Task instructions » Please restate the following records word for word.

########

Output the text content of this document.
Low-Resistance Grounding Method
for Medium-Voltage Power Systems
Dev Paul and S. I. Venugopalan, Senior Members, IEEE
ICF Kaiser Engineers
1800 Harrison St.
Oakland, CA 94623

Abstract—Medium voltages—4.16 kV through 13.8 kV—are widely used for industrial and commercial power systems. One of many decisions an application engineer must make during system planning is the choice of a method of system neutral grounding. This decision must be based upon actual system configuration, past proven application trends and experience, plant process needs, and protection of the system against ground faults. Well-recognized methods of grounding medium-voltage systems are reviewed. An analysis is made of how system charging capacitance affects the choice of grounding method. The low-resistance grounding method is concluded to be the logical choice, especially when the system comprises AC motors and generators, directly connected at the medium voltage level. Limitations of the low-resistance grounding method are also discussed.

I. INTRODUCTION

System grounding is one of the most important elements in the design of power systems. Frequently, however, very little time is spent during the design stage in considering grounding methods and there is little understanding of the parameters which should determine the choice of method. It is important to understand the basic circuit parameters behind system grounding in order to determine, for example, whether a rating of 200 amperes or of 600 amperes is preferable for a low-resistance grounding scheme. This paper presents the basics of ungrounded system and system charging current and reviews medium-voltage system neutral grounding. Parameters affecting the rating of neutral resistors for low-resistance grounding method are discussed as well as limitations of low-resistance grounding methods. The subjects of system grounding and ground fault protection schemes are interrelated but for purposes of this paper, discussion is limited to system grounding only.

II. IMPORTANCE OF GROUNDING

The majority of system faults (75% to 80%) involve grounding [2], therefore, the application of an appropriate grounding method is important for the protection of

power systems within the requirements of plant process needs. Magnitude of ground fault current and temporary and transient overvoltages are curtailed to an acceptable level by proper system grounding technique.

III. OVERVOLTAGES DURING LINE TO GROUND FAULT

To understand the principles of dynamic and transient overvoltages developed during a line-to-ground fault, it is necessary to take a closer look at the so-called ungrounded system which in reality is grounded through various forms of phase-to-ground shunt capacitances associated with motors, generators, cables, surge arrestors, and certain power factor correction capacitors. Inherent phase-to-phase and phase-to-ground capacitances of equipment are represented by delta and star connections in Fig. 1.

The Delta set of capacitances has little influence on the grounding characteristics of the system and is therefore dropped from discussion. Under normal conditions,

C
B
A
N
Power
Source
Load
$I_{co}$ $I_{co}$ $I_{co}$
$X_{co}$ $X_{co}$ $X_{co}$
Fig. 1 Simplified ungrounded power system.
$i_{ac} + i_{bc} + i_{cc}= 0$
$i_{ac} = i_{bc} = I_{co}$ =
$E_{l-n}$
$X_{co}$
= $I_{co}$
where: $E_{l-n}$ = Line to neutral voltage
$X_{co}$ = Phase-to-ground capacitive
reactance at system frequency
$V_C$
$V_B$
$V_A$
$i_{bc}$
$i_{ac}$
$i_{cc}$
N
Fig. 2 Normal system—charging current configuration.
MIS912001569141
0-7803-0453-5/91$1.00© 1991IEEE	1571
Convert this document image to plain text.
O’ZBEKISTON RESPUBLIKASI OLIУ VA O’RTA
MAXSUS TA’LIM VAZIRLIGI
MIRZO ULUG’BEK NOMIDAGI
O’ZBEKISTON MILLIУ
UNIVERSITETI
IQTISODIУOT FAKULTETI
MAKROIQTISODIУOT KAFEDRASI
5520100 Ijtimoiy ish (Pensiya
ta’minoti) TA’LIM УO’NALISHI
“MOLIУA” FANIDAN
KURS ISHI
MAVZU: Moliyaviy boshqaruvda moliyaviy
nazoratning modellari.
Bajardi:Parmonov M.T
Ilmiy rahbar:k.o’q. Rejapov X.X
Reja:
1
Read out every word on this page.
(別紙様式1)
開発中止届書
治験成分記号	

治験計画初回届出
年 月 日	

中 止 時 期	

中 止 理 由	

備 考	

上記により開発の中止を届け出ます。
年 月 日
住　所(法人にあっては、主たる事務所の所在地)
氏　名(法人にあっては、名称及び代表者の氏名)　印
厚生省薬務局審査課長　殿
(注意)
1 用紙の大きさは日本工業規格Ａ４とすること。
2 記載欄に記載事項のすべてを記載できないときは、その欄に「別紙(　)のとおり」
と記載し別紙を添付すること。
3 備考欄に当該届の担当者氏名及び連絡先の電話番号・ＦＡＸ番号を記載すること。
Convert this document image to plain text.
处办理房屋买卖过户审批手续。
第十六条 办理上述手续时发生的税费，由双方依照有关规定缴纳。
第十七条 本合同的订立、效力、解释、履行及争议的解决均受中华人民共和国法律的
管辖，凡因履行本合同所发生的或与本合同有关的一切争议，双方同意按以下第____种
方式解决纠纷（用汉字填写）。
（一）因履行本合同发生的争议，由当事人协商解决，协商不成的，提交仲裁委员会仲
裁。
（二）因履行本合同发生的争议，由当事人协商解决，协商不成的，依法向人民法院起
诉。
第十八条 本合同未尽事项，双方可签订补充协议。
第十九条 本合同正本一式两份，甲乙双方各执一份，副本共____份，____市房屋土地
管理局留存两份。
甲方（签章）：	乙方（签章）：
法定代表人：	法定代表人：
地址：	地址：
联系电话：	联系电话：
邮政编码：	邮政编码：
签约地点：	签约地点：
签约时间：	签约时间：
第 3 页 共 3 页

########

The output »
Output the text content of this document.
Low-Resistance Grounding Method
for Medium-Voltage Power Systems
Dev Paul and S. I. Venugopalan, Senior Members, IEEE
ICF Kaiser Engineers
1800 Harrison St.
Oakland, CA 94623

Abstract—Medium voltages—4.16 kV through 13.8 kV—are widely used for industrial and commercial power systems. One of many decisions an application engineer must make during system planning is the choice of a method of system neutral grounding. This decision must be based upon actual system configuration, past proven application trends and experience, plant process needs, and protection of the system against ground faults. Well-recognized methods of grounding medium-voltage systems are reviewed. An analysis is made of how system charging capacitance affects the choice of grounding method. The low-resistance grounding method is concluded to be the logical choice, especially when the system comprises AC motors and generators, directly connected at the medium voltage level. Limitations of the low-resistance grounding method are also discussed.

I. INTRODUCTION

System grounding is one of the most important elements in the design of power systems. Frequently, however, very little time is spent during the design stage in considering grounding methods and there is little understanding of the parameters which should determine the choice of method. It is important to understand the basic circuit parameters behind system grounding in order to determine, for example, whether a rating of 200 amperes or of 600 amperes is preferable for a low-resistance grounding scheme. This paper presents the basics of ungrounded system and system charging current and reviews medium-voltage system neutral grounding. Parameters affecting the rating of neutral resistors for low-resistance grounding method are discussed as well as limitations of low-resistance grounding methods. The subjects of system grounding and ground fault protection schemes are interrelated but for purposes of this paper, discussion is limited to system grounding only.

II. IMPORTANCE OF GROUNDING

The majority of system faults (75% to 80%) involve grounding [2], therefore, the application of an appropriate grounding method is important for the protection of

power systems within the requirements of plant process needs. Magnitude of ground fault current and temporary and transient overvoltages are curtailed to an acceptable level by proper system grounding technique.

III. OVERVOLTAGES DURING LINE TO GROUND FAULT

To understand the principles of dynamic and transient overvoltages developed during a line-to-ground fault, it is necessary to take a closer look at the so-called ungrounded system which in reality is grounded through various forms of phase-to-ground shunt capacitances associated with motors, generators, cables, surge arrestors, and certain power factor correction capacitors. Inherent phase-to-phase and phase-to-ground capacitances of equipment are represented by delta and star connections in Fig. 1.

The Delta set of capacitances has little influence on the grounding characteristics of the system and is therefore dropped from discussion. Under normal conditions,

C
B
A
N
Power
Source
Load
$I_{co}$ $I_{co}$ $I_{co}$
$X_{co}$ $X_{co}$ $X_{co}$
Fig. 1 Simplified ungrounded power system.
$i_{ac} + i_{bc} + i_{cc}= 0$
$i_{ac} = i_{bc} = I_{co}$ =
$E_{l-n}$
$X_{co}$
= $I_{co}$
where: $E_{l-n}$ = Line to neutral voltage
$X_{co}$ = Phase-to-ground capacitive
reactance at system frequency
$V_C$
$V_B$
$V_A$
$i_{bc}$
$i_{ac}$
$i_{cc}$
N
Fig. 2 Normal system—charging current configuration.
MIS912001569141
0-7803-0453-5/91$1.00© 1991IEEE	1571
Convert this document image to plain text.
O’ZBEKISTON RESPUBLIKASI OLIУ VA O’RTA
MAXSUS TA’LIM VAZIRLIGI
MIRZO ULUG’BEK NOMIDAGI
O’ZBEKISTON MILLIУ
UNIVERSITETI
IQTISODIУOT FAKULTETI
MAKROIQTISODIУOT KAFEDRASI
5520100 Ijtimoiy ish (Pensiya
ta’minoti) TA’LIM УO’NALISHI
“MOLIУA” FANIDAN
KURS ISHI
MAVZU: Moliyaviy boshqaruvda moliyaviy
nazoratning modellari.
Bajardi:Parmonov M.T
Ilmiy rahbar:k.o’q. Rejapov X.X
Reja:
1
Read out every word on this page.
(別紙様式1)
開発中止届書
治験成分記号	

治験計画初回届出
年 月 日	

中 止 時 期	

中 止 理 由	

備 考	

上記により開発の中止を届け出ます。
年 月 日
住　所(法人にあっては、主たる事務所の所在地)
氏　名(法人にあっては、名称及び代表者の氏名)　印
厚生省薬務局審査課長　殿
(注意)
1 用紙の大きさは日本工業規格Ａ４とすること。
2 記載欄に記載事項のすべてを記載できないときは、その欄に「別紙(　)のとおり」
と記載し別紙を添付すること。
3 備考欄に当該届の担当者氏名及び連絡先の電話番号・ＦＡＸ番号を記載すること。
Convert this document image to plain text.
处办理房屋买卖过户审批手续。
第十六条 办理上述手续时发生的税费，由双方依照有关规定缴纳。
第十七条 本合同的订立、效力、解释、履行及争议的解决均受中华人民共和国法律的
管辖，凡因履行本合同所发生的或与本合同有关的一切争议，双方同意按以下第____种
方式解决纠纷（用汉字填写）。
（一）因履行本合同发生的争议，由当事人协商解决，协商不成的，提交仲裁委员会仲
裁。
（二）因履行本合同发生的争议，由当事人协商解决，协商不成的，依法向人民法院起
诉。
第十八条 本合同未尽事项，双方可签订补充协议。
第十九条 本合同正本一式两份，甲乙双方各执一份，副本共____份，____市房屋土地
管理局留存两份。
甲方（签章）：	乙方（签章）：
法定代表人：	法定代表人：
地址：	地址：
联系电话：	联系电话：
邮政编码：	邮政编码：
签约地点：	签约地点：
签约时间：	签约时间：
第 3 页 共 3 页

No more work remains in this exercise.